## Records for processing
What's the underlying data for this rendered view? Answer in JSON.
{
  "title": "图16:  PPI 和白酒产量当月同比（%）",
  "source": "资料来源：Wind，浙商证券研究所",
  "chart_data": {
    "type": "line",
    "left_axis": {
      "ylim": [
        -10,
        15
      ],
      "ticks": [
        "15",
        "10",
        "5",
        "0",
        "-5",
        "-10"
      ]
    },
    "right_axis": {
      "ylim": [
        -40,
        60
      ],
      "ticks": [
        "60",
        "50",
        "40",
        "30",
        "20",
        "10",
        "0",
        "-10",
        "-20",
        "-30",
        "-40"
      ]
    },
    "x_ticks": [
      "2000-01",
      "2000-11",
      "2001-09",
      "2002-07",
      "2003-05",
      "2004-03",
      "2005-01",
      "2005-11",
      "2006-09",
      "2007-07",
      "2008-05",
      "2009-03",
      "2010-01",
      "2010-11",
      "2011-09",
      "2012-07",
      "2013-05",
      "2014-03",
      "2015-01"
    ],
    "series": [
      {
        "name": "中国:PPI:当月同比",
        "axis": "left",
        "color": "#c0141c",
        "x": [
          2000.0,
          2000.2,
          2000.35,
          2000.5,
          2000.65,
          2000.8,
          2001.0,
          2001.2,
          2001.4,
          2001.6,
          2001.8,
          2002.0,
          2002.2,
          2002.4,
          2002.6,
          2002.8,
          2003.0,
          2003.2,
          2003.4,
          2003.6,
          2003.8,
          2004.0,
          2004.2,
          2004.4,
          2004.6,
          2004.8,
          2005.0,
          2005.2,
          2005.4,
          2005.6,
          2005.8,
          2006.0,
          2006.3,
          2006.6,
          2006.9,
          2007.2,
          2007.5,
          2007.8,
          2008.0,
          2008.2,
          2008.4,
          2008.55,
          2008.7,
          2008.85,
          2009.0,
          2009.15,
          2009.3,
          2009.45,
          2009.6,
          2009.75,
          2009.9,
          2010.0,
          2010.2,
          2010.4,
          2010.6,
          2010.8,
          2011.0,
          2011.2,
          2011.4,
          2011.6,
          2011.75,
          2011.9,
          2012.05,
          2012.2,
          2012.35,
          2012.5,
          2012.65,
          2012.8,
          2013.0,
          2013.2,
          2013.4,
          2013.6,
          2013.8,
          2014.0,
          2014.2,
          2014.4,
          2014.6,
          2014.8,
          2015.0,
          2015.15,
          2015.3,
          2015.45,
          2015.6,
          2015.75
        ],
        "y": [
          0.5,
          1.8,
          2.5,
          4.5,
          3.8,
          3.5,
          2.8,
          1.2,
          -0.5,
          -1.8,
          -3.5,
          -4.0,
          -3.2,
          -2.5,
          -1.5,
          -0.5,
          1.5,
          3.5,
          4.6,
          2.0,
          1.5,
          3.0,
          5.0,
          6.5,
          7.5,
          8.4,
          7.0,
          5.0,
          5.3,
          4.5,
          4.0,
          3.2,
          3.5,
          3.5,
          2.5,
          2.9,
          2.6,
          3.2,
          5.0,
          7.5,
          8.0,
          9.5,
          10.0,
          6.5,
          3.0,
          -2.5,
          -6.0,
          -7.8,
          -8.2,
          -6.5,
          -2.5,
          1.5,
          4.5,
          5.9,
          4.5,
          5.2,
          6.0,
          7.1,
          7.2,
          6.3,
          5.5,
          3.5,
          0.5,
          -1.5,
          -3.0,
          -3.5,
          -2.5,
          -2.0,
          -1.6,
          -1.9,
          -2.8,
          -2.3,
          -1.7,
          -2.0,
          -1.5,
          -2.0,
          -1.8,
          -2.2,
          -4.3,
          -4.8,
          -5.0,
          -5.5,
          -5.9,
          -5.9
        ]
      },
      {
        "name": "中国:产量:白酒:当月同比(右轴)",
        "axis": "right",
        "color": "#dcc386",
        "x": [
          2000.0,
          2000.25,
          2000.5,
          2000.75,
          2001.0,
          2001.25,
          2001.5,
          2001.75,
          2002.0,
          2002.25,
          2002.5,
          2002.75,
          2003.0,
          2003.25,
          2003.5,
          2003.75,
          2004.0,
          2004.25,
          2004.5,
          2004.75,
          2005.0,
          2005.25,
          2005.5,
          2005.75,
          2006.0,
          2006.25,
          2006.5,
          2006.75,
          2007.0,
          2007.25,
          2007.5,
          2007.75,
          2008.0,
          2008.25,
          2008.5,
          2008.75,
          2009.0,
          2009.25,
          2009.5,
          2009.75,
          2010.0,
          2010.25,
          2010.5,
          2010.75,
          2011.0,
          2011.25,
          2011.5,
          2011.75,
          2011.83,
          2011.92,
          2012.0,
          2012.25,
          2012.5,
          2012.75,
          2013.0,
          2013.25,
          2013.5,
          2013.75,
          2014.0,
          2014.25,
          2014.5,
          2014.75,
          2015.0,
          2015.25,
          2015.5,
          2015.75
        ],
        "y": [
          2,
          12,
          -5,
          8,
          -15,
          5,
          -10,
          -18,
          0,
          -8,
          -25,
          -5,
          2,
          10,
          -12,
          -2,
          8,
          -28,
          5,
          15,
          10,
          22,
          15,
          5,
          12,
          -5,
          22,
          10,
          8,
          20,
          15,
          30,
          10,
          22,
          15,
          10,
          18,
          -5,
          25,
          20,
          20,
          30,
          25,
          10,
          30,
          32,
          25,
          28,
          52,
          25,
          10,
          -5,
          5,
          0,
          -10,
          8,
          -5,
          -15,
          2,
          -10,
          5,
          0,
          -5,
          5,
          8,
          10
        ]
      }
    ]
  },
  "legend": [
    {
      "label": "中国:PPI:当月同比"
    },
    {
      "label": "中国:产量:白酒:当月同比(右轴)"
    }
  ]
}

## Exercise
Search the data for "label". Copy every matching line.

## Correct response
      "label": "中国:PPI:当月同比"
      "label": "中国:产量:白酒:当月同比(右轴)"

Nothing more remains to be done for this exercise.